* **SUPPLIED INFORMATION**:
[Begin]
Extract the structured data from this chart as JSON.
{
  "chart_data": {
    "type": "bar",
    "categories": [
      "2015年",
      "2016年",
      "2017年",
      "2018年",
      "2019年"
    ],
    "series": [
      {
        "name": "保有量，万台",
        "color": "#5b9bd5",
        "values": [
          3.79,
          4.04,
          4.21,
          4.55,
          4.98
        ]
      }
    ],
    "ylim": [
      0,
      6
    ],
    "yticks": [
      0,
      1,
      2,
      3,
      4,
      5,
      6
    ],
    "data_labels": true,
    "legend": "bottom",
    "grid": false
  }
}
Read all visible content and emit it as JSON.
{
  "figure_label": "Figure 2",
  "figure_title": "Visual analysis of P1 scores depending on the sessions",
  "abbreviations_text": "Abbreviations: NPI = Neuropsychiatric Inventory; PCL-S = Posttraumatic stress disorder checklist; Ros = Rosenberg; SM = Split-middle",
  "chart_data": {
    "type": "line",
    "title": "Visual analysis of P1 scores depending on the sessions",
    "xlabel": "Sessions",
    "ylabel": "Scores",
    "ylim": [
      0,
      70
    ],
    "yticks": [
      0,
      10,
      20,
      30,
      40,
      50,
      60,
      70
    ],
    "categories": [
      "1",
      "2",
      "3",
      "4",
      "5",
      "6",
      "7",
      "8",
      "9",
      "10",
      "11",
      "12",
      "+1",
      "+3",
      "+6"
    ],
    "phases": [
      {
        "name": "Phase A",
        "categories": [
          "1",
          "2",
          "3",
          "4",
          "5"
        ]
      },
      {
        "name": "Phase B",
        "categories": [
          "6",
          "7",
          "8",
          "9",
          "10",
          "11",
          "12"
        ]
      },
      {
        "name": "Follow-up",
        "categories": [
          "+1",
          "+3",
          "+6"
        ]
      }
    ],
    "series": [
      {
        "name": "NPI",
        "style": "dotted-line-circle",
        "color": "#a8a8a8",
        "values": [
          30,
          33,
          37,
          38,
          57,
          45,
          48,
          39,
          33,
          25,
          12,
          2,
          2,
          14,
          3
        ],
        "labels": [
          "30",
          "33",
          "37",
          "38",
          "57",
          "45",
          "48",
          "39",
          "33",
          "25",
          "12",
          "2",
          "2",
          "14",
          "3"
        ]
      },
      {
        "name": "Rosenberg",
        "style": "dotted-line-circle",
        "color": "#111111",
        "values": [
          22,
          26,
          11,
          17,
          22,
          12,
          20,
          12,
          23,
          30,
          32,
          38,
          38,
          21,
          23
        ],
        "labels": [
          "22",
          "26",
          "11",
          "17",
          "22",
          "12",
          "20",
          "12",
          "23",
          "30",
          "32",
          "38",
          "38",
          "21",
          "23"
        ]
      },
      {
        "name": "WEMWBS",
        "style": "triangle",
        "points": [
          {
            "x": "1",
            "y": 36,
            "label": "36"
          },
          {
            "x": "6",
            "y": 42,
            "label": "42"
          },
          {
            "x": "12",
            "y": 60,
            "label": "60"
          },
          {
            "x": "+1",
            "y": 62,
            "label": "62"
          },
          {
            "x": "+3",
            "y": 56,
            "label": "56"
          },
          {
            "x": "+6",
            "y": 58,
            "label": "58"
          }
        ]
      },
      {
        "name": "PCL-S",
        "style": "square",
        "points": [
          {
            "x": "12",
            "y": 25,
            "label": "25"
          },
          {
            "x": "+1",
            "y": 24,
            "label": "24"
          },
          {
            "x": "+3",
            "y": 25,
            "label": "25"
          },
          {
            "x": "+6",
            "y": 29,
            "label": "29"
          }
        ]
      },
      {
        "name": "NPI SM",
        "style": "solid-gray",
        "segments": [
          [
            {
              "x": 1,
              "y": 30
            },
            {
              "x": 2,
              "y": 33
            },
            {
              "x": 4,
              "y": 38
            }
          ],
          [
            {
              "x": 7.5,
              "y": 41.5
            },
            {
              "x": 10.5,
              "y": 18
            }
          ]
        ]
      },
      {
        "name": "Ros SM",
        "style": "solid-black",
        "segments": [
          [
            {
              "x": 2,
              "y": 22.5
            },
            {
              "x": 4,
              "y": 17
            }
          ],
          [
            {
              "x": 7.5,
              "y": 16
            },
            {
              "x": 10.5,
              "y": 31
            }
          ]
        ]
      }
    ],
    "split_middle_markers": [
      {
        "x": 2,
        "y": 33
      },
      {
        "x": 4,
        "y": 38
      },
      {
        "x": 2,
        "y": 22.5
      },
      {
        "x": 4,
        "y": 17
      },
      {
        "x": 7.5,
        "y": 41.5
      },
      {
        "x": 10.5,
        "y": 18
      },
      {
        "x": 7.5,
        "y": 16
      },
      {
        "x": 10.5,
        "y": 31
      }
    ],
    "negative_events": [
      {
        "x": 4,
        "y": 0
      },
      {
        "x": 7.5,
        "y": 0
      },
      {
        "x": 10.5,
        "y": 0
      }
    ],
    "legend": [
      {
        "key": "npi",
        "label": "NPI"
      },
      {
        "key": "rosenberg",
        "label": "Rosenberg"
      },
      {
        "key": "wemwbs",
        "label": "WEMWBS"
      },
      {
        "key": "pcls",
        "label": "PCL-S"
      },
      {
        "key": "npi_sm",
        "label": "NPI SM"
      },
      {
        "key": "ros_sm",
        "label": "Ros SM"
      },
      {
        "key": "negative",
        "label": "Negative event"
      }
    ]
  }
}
[End]
* **AIM OF THE TASK**: Copy out the whole listing exactly; please set it all down.

* **TASK OUTPUT**:
Extract the structured data from this chart as JSON.
{
  "chart_data": {
    "type": "bar",
    "categories": [
      "2015年",
      "2016年",
      "2017年",
      "2018年",
      "2019年"
    ],
    "series": [
      {
        "name": "保有量，万台",
        "color": "#5b9bd5",
        "values": [
          3.79,
          4.04,
          4.21,
          4.55,
          4.98
        ]
      }
    ],
    "ylim": [
      0,
      6
    ],
    "yticks": [
      0,
      1,
      2,
      3,
      4,
      5,
      6
    ],
    "data_labels": true,
    "legend": "bottom",
    "grid": false
  }
}
Read all visible content and emit it as JSON.
{
  "figure_label": "Figure 2",
  "figure_title": "Visual analysis of P1 scores depending on the sessions",
  "abbreviations_text": "Abbreviations: NPI = Neuropsychiatric Inventory; PCL-S = Posttraumatic stress disorder checklist; Ros = Rosenberg; SM = Split-middle",
  "chart_data": {
    "type": "line",
    "title": "Visual analysis of P1 scores depending on the sessions",
    "xlabel": "Sessions",
    "ylabel": "Scores",
    "ylim": [
      0,
      70
    ],
    "yticks": [
      0,
      10,
      20,
      30,
      40,
      50,
      60,
      70
    ],
    "categories": [
      "1",
      "2",
      "3",
      "4",
      "5",
      "6",
      "7",
      "8",
      "9",
      "10",
      "11",
      "12",
      "+1",
      "+3",
      "+6"
    ],
    "phases": [
      {
        "name": "Phase A",
        "categories": [
          "1",
          "2",
          "3",
          "4",
          "5"
        ]
      },
      {
        "name": "Phase B",
        "categories": [
          "6",
          "7",
          "8",
          "9",
          "10",
          "11",
          "12"
        ]
      },
      {
        "name": "Follow-up",
        "categories": [
          "+1",
          "+3",
          "+6"
        ]
      }
    ],
    "series": [
      {
        "name": "NPI",
        "style": "dotted-line-circle",
        "color": "#a8a8a8",
        "values": [
          30,
          33,
          37,
          38,
          57,
          45,
          48,
          39,
          33,
          25,
          12,
          2,
          2,
          14,
          3
        ],
        "labels": [
          "30",
          "33",
          "37",
          "38",
          "57",
          "45",
          "48",
          "39",
          "33",
          "25",
          "12",
          "2",
          "2",
          "14",
          "3"
        ]
      },
      {
        "name": "Rosenberg",
        "style": "dotted-line-circle",
        "color": "#111111",
        "values": [
          22,
          26,
          11,
          17,
          22,
          12,
          20,
          12,
          23,
          30,
          32,
          38,
          38,
          21,
          23
        ],
        "labels": [
          "22",
          "26",
          "11",
          "17",
          "22",
          "12",
          "20",
          "12",
          "23",
          "30",
          "32",
          "38",
          "38",
          "21",
          "23"
        ]
      },
      {
        "name": "WEMWBS",
        "style": "triangle",
        "points": [
          {
            "x": "1",
            "y": 36,
            "label": "36"
          },
          {
            "x": "6",
            "y": 42,
            "label": "42"
          },
          {
            "x": "12",
            "y": 60,
            "label": "60"
          },
          {
            "x": "+1",
            "y": 62,
            "label": "62"
          },
          {
            "x": "+3",
            "y": 56,
            "label": "56"
          },
          {
            "x": "+6",
            "y": 58,
            "label": "58"
          }
        ]
      },
      {
        "name": "PCL-S",
        "style": "square",
        "points": [
          {
            "x": "12",
            "y": 25,
            "label": "25"
          },
          {
            "x": "+1",
            "y": 24,
            "label": "24"
          },
          {
            "x": "+3",
            "y": 25,
            "label": "25"
          },
          {
            "x": "+6",
            "y": 29,
            "label": "29"
          }
        ]
      },
      {
        "name": "NPI SM",
        "style": "solid-gray",
        "segments": [
          [
            {
              "x": 1,
              "y": 30
            },
            {
              "x": 2,
              "y": 33
            },
            {
              "x": 4,
              "y": 38
            }
          ],
          [
            {
              "x": 7.5,
              "y": 41.5
            },
            {
              "x": 10.5,
              "y": 18
            }
          ]
        ]
      },
      {
        "name": "Ros SM",
        "style": "solid-black",
        "segments": [
          [
            {
              "x": 2,
              "y": 22.5
            },
            {
              "x": 4,
              "y": 17
            }
          ],
          [
            {
              "x": 7.5,
              "y": 16
            },
            {
              "x": 10.5,
              "y": 31
            }
          ]
        ]
      }
    ],
    "split_middle_markers": [
      {
        "x": 2,
        "y": 33
      },
      {
        "x": 4,
        "y": 38
      },
      {
        "x": 2,
        "y": 22.5
      },
      {
        "x": 4,
        "y": 17
      },
      {
        "x": 7.5,
        "y": 41.5
      },
      {
        "x": 10.5,
        "y": 18
      },
      {
        "x": 7.5,
        "y": 16
      },
      {
        "x": 10.5,
        "y": 31
      }
    ],
    "negative_events": [
      {
        "x": 4,
        "y": 0
      },
      {
        "x": 7.5,
        "y": 0
      },
      {
        "x": 10.5,
        "y": 0
      }
    ],
    "legend": [
      {
        "key": "npi",
        "label": "NPI"
      },
      {
        "key": "rosenberg",
        "label": "Rosenberg"
      },
      {
        "key": "wemwbs",
        "label": "WEMWBS"
      },
      {
        "key": "pcls",
        "label": "PCL-S"
      },
      {
        "key": "npi_sm",
        "label": "NPI SM"
      },
      {
        "key": "ros_sm",
        "label": "Ros SM"
      },
      {
        "key": "negative",
        "label": "Negative event"
      }
    ]
  }
}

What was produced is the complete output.